Directions for this task ▸
Skip the pictures and repeat each line of the data exactly.

__________________________________________________

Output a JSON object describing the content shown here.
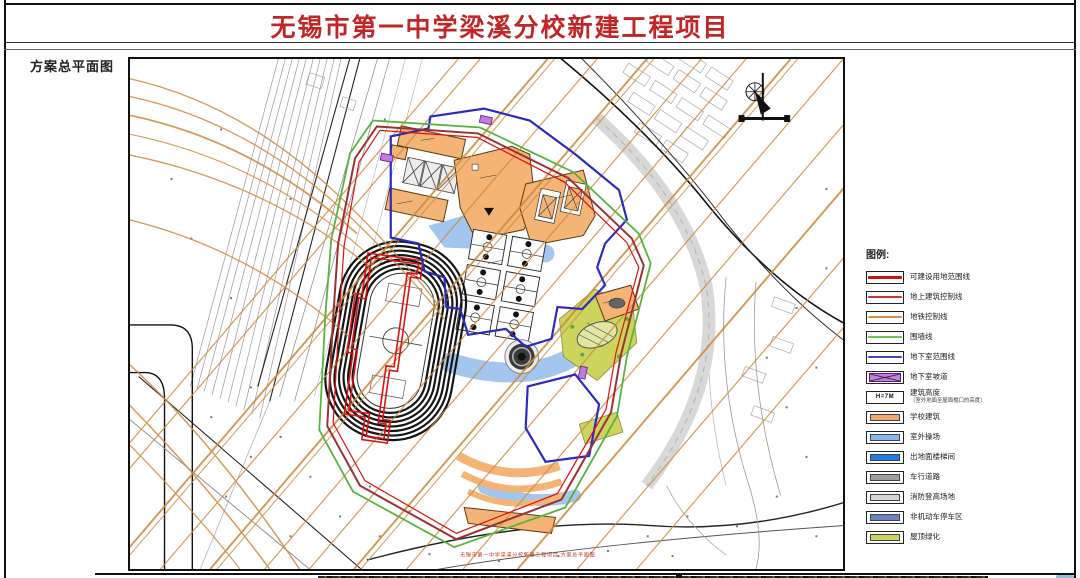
{
  "sheet": {
    "title": "无锡市第一中学梁溪分校新建工程项目",
    "scheme_label": "方案总平面图",
    "bottom_caption": "无锡市第一中学梁溪分校新建工程项目 方案总平面图"
  },
  "palette": {
    "title_red": "#c22525",
    "metro_orange": "#cc8a3f",
    "boundary_red": "#dd1111",
    "building_control_red": "#993333",
    "fence_green": "#58b33c",
    "basement_blue": "#2a2ac0",
    "school_building_orange": "#f4b476",
    "platform_blue": "#a3c6ee",
    "roof_green": "#ccd45e"
  },
  "legend": {
    "title": "图例:",
    "items": [
      {
        "label": "可建设用地范围线",
        "type": "line",
        "color": "#cc1111",
        "thickness": 3
      },
      {
        "label": "地上建筑控制线",
        "type": "line",
        "color": "#cc3333",
        "thickness": 2
      },
      {
        "label": "地铁控制线",
        "type": "line",
        "color": "#d89048",
        "thickness": 2
      },
      {
        "label": "围墙线",
        "type": "line",
        "color": "#6fc24a",
        "thickness": 2
      },
      {
        "label": "地下室范围线",
        "type": "line",
        "color": "#4444bb",
        "thickness": 1.5
      },
      {
        "label": "地下室坡道",
        "type": "hatch",
        "color": "#c97fe0"
      },
      {
        "label": "建筑高度",
        "note": "（室外地面至屋面檐口的高度）",
        "type": "height",
        "sample": "H=7M"
      },
      {
        "label": "学校建筑",
        "type": "fill",
        "color": "#f4a76a"
      },
      {
        "label": "室外操场",
        "type": "fill",
        "color": "#85b7f0"
      },
      {
        "label": "出地面楼梯间",
        "type": "fill",
        "color": "#1e7ce8"
      },
      {
        "label": "车行道路",
        "type": "fill",
        "color": "#9e9e9e"
      },
      {
        "label": "消防登高场地",
        "type": "fill",
        "color": "#d6d6d6"
      },
      {
        "label": "非机动车停车区",
        "type": "fill",
        "color": "#6b84c8"
      },
      {
        "label": "屋顶绿化",
        "type": "fill",
        "color": "#ccd45e"
      }
    ]
  }
}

__________________________________________________

Answer for the task ▸
Output a JSON object describing the content shown here.
{
  "sheet": {
    "title": "无锡市第一中学梁溪分校新建工程项目",
    "scheme_label": "方案总平面图",
    "bottom_caption": "无锡市第一中学梁溪分校新建工程项目 方案总平面图"
  },
  "palette": {
    "title_red": "#c22525",
    "metro_orange": "#cc8a3f",
    "boundary_red": "#dd1111",
    "building_control_red": "#993333",
    "fence_green": "#58b33c",
    "basement_blue": "#2a2ac0",
    "school_building_orange": "#f4b476",
    "platform_blue": "#a3c6ee",
    "roof_green": "#ccd45e"
  },
  "legend": {
    "title": "图例:",
    "items": [
      {
        "label": "可建设用地范围线",
        "type": "line",
        "color": "#cc1111",
        "thickness": 3
      },
      {
        "label": "地上建筑控制线",
        "type": "line",
        "color": "#cc3333",
        "thickness": 2
      },
      {
        "label": "地铁控制线",
        "type": "line",
        "color": "#d89048",
        "thickness": 2
      },
      {
        "label": "围墙线",
        "type": "line",
        "color": "#6fc24a",
        "thickness": 2
      },
      {
        "label": "地下室范围线",
        "type": "line",
        "color": "#4444bb",
        "thickness": 1.5
      },
      {
        "label": "地下室坡道",
        "type": "hatch",
        "color": "#c97fe0"
      },
      {
        "label": "建筑高度",
        "note": "（室外地面至屋面檐口的高度）",
        "type": "height",
        "sample": "H=7M"
      },
      {
        "label": "学校建筑",
        "type": "fill",
        "color": "#f4a76a"
      },
      {
        "label": "室外操场",
        "type": "fill",
        "color": "#85b7f0"
      },
      {
        "label": "出地面楼梯间",
        "type": "fill",
        "color": "#1e7ce8"
      },
      {
        "label": "车行道路",
        "type": "fill",
        "color": "#9e9e9e"
      },
      {
        "label": "消防登高场地",
        "type": "fill",
        "color": "#d6d6d6"
      },
      {
        "label": "非机动车停车区",
        "type": "fill",
        "color": "#6b84c8"
      },
      {
        "label": "屋顶绿化",
        "type": "fill",
        "color": "#ccd45e"
      }
    ]
  }
}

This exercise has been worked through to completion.